Given request -
Omit the pictures, then write out every entry exactly as it reads.

Records for processing -
▼

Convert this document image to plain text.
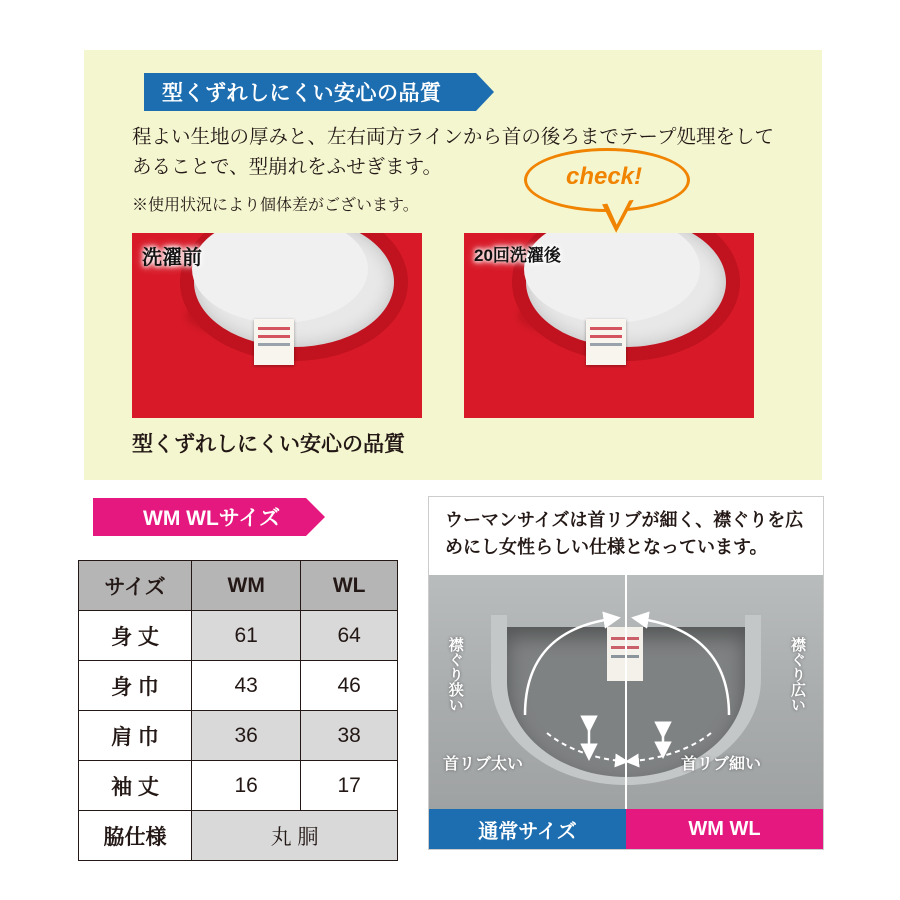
型くずれしにくい安心の品質
程よい生地の厚みと、左右両方ラインから首の後ろまでテープ処理をしてあることで、型崩れをふせぎます。
※使用状況により個体差がございます。
check!
洗濯前	20回洗濯後
型くずれしにくい安心の品質
WM WLサイズ
サイズ	WM	WL
身 丈	61	64
身 巾	43	46
肩 巾	36	38
袖 丈	16	17
脇仕様	丸 胴	
ウーマンサイズは首リブが細く、襟ぐりを広めにし女性らしい仕様となっています。
襟ぐり狭い	襟ぐり広い
首リブ太い	首リブ細い
通常サイズ	WM WL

▲

Result for this task -
Convert this document image to plain text.
型くずれしにくい安心の品質
程よい生地の厚みと、左右両方ラインから首の後ろまでテープ処理をしてあることで、型崩れをふせぎます。
※使用状況により個体差がございます。
check!
洗濯前	20回洗濯後
型くずれしにくい安心の品質
WM WLサイズ
サイズ	WM	WL
身 丈	61	64
身 巾	43	46
肩 巾	36	38
袖 丈	16	17
脇仕様	丸 胴	
ウーマンサイズは首リブが細く、襟ぐりを広めにし女性らしい仕様となっています。
襟ぐり狭い	襟ぐり広い
首リブ太い	首リブ細い
通常サイズ	WM WL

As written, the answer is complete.